[Image region annotations]
------

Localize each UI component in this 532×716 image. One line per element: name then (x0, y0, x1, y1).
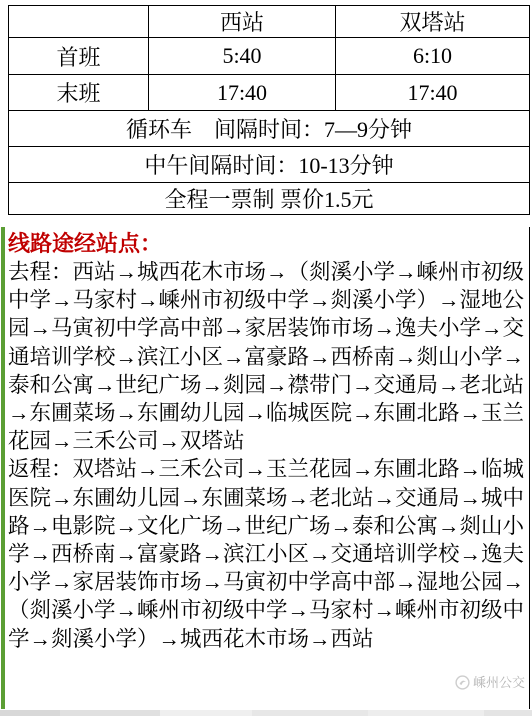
loop-interval-text: 循环车 间隔时间：7—9分钟 (9, 111, 530, 147)
first-bus-label: 首班 (9, 38, 149, 75)
last-bus-row: 末班 17:40 17:40 (9, 75, 530, 111)
bus-timetable-page: 西站 双塔站 首班 5:40 6:10 末班 17:40 17:40 循环车 间… (0, 5, 532, 716)
fare-row: 全程一票制 票价1.5元 (9, 183, 530, 215)
shengzhou-bus-logo-icon (455, 675, 470, 690)
return-route-text: 返程：双塔站→三禾公司→玉兰花园→东圃北路→临城医院→东圃幼儿园→东圃菜场→老北… (8, 455, 524, 652)
watermark: 嵊州公交 (455, 669, 525, 697)
col-header-twin-tower-station: 双塔站 (336, 6, 530, 38)
noon-interval-text: 中午间隔时间：10-13分钟 (9, 147, 530, 183)
last-bus-twin-time: 17:40 (336, 75, 530, 111)
first-bus-twin-time: 6:10 (336, 38, 530, 75)
col-header-west-station: 西站 (149, 6, 336, 38)
first-bus-west-time: 5:40 (149, 38, 336, 75)
route-stations-section: 线路途经站点： 去程：西站→城西花木市场→（剡溪小学→嵊州市初级中学→马家村→嵊… (1, 227, 530, 709)
bus-schedule-table: 西站 双塔站 首班 5:40 6:10 末班 17:40 17:40 循环车 间… (8, 5, 530, 215)
route-stations-heading: 线路途经站点： (8, 229, 524, 258)
watermark-label: 嵊州公交 (473, 669, 525, 697)
corner-cell (9, 6, 149, 38)
loop-interval-row: 循环车 间隔时间：7—9分钟 (9, 111, 530, 147)
last-bus-west-time: 17:40 (149, 75, 336, 111)
fare-text: 全程一票制 票价1.5元 (9, 183, 530, 215)
noon-interval-row: 中午间隔时间：10-13分钟 (9, 147, 530, 183)
first-bus-row: 首班 5:40 6:10 (9, 38, 530, 75)
last-bus-label: 末班 (9, 75, 149, 111)
cutoff-bottom-strip (0, 710, 532, 716)
table-header-row: 西站 双塔站 (9, 6, 530, 38)
outbound-route-text: 去程：西站→城西花木市场→（剡溪小学→嵊州市初级中学→马家村→嵊州市初级中学→剡… (8, 258, 524, 455)
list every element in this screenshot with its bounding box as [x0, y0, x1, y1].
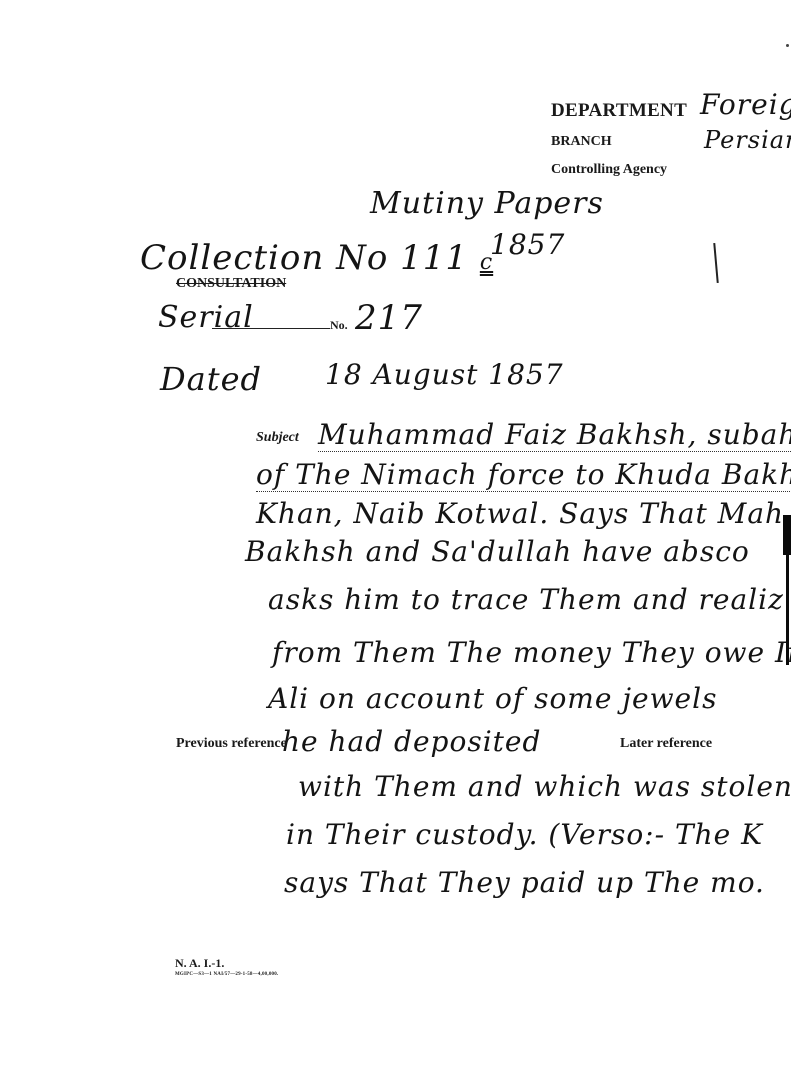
branch-value: Persian: [704, 126, 791, 154]
subject-line: Muhammad Faiz Bakhsh, subah: [318, 418, 791, 452]
controlling-agency-label: Controlling Agency: [551, 162, 667, 178]
subject-line: in Their custody. (Verso:- The K: [286, 818, 763, 851]
serial-label: Serial: [158, 300, 254, 335]
pen-mark: [713, 243, 718, 283]
subject-line: Ali on account of some jewels: [268, 682, 717, 715]
scan-edge-shadow: [783, 515, 791, 555]
department-label: DEPARTMENT: [551, 100, 687, 122]
subject-line: with Them and which was stolen wh: [298, 770, 791, 803]
collection-prefix: Collection No 111: [140, 238, 480, 278]
form-code: N. A. I.-1.: [175, 956, 224, 971]
subject-line: Khan, Naib Kotwal. Says That Mah: [256, 497, 784, 530]
consultation-label: CONSULTATION: [176, 276, 286, 292]
subject-line: from Them The money They owe Iman: [272, 636, 791, 669]
subject-line: Bakhsh and Sa'dullah have absco: [245, 535, 750, 568]
serial-number: 217: [355, 298, 423, 338]
dated-value: 18 August 1857: [325, 358, 564, 391]
scan-speck: [786, 44, 789, 47]
mutiny-papers-annotation: Mutiny Papers: [370, 186, 604, 221]
dated-label: Dated: [160, 360, 262, 398]
subject-label: Subject: [256, 430, 299, 446]
no-label: No.: [330, 318, 348, 333]
collection-number: Collection No 111 c: [140, 238, 493, 278]
serial-underline: [212, 328, 330, 329]
branch-label: BRANCH: [551, 134, 612, 150]
subject-line: of The Nimach force to Khuda Bakh: [256, 458, 791, 492]
later-reference-label: Later reference: [620, 736, 712, 752]
department-value: Foreign: [700, 88, 791, 121]
subject-line: says That They paid up The mo.: [284, 866, 765, 899]
previous-reference-label: Previous reference: [176, 736, 287, 752]
collection-suffix: c: [480, 250, 493, 275]
year-annotation: 1857: [490, 228, 565, 261]
subject-line: he had deposited: [282, 725, 541, 758]
print-line: MGIPC—S3—1 NAI/57—29-1-58—4,00,000.: [175, 972, 278, 977]
subject-line: asks him to trace Them and realiz: [268, 583, 784, 616]
scan-edge-line: [786, 555, 789, 665]
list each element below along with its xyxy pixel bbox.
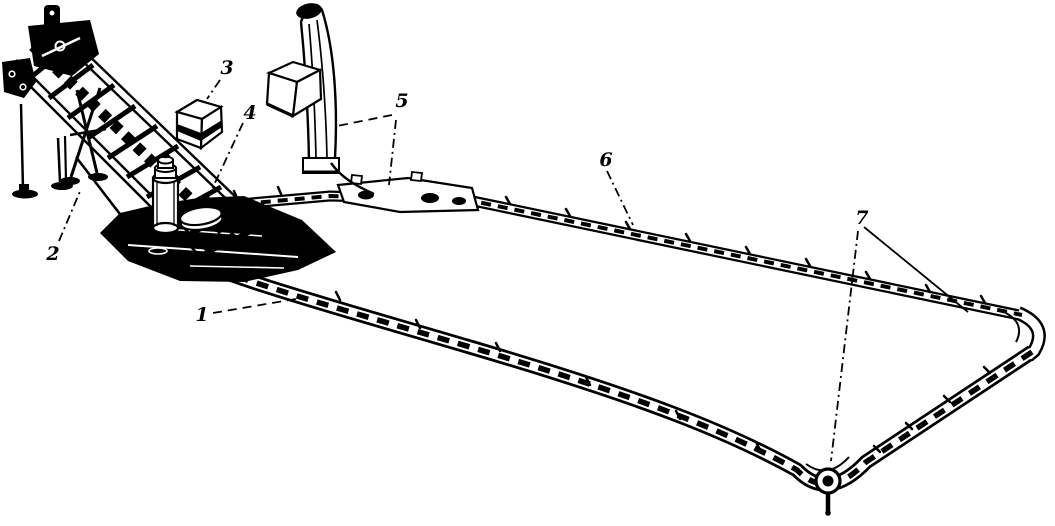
support-leg: [58, 138, 60, 182]
leader-line-5a: [337, 115, 392, 126]
leader-line-2: [59, 189, 81, 241]
cleat-tick: [984, 367, 990, 373]
cleat-tick: [336, 292, 340, 300]
callout-2: 2: [45, 189, 81, 265]
corner-wheel: [816, 469, 840, 516]
conveyor-diagram: 1 2 3 4 5 6 7: [0, 0, 1055, 526]
leader-line-6: [607, 171, 633, 225]
callout-label-4: 4: [243, 102, 256, 124]
callout-label-7: 7: [855, 207, 868, 229]
support-leg: [21, 104, 23, 189]
leader-line-7a: [864, 227, 968, 312]
incline-head: [2, 5, 99, 98]
leader-line-5b: [389, 120, 396, 185]
leader-line-7b: [831, 231, 858, 461]
callout-1: 1: [195, 299, 296, 326]
cleat-tick: [686, 234, 690, 241]
callout-label-3: 3: [220, 57, 233, 79]
corner-wheel-pin-foot: [825, 510, 831, 516]
tension-link: [421, 193, 439, 203]
foot-pad: [88, 173, 108, 181]
control-box: [177, 100, 222, 148]
cleat-tick: [806, 259, 810, 266]
callout-label-2: 2: [45, 243, 59, 265]
tension-link: [452, 197, 466, 205]
callout-label-5: 5: [395, 90, 408, 112]
callout-3: 3: [207, 57, 234, 99]
leader-line-1: [213, 299, 296, 313]
tension-tab: [411, 172, 422, 181]
callout-7: 7: [831, 207, 968, 461]
corner-wheel-hub: [823, 476, 834, 487]
drive-cylinder-knob: [161, 154, 170, 158]
foot-pad: [60, 177, 80, 185]
support-leg: [65, 136, 66, 180]
cleat-tick: [566, 209, 570, 216]
foot-pad: [12, 190, 38, 199]
callout-6: 6: [599, 149, 633, 225]
arch-mast: [267, 1, 374, 194]
callout-label-1: 1: [195, 304, 208, 326]
head-bracket: [2, 58, 36, 98]
figure-canvas: 1 2 3 4 5 6 7: [0, 0, 1055, 526]
cleat-tick: [278, 187, 281, 194]
head-pin-hole: [49, 10, 55, 16]
callout-label-6: 6: [599, 149, 612, 171]
tension-section: [338, 172, 478, 212]
callout-5: 5: [337, 90, 409, 185]
leader-line-3: [207, 80, 220, 99]
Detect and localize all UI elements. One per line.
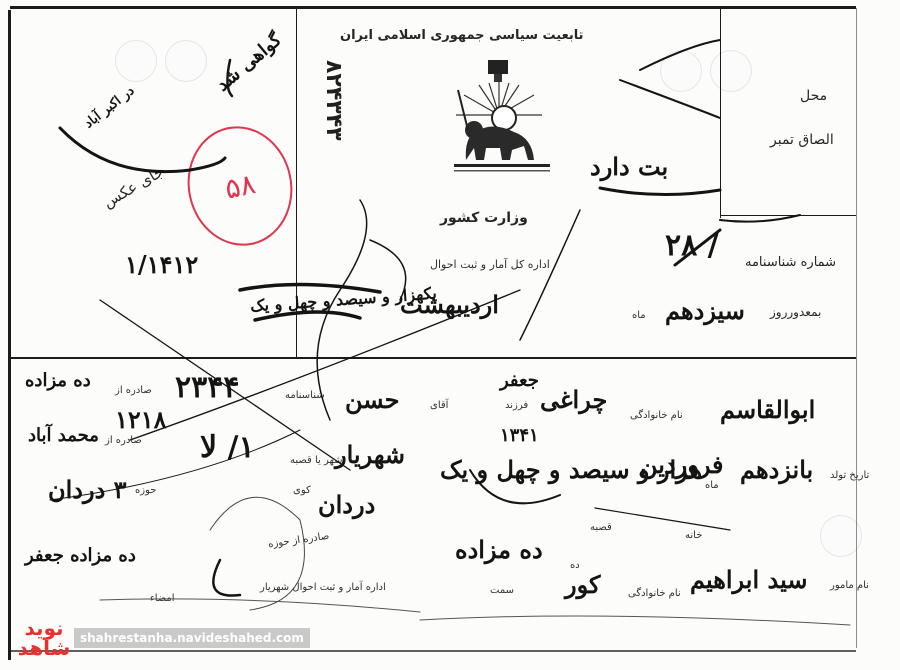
handwriting-strokes [0, 0, 900, 670]
site-watermark: نوید شاهد shahrestanha.navideshahed.com [14, 618, 274, 660]
watermark-url: shahrestanha.navideshahed.com [74, 628, 310, 648]
scanned-document: تابعیت سیاسی جمهوری اسلامی ایران ۸۲۴۳۴۳ … [0, 0, 900, 670]
navideshahed-logo: نوید شاهد [14, 618, 74, 660]
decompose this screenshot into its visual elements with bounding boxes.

------

_REQUIRED TASK_
Retype the entries word for word, starting at the line that contains "loop-interval-text: 循环车 间隔时间：7—9分钟" and ending at the line that contains "bus-timetable-page: 西站 双塔站", with both of those lines included.

_RESULT FOR THIS EXERCISE_
loop-interval-text: 循环车 间隔时间：7—9分钟 (9, 111, 530, 147)
first-bus-label: 首班 (9, 38, 149, 75)
last-bus-row: 末班 17:40 17:40 (9, 75, 530, 111)
bus-timetable-page: 西站 双塔站 首班 5:40 6:10 末班 17:40 17:40 循环车 间… (0, 5, 532, 716)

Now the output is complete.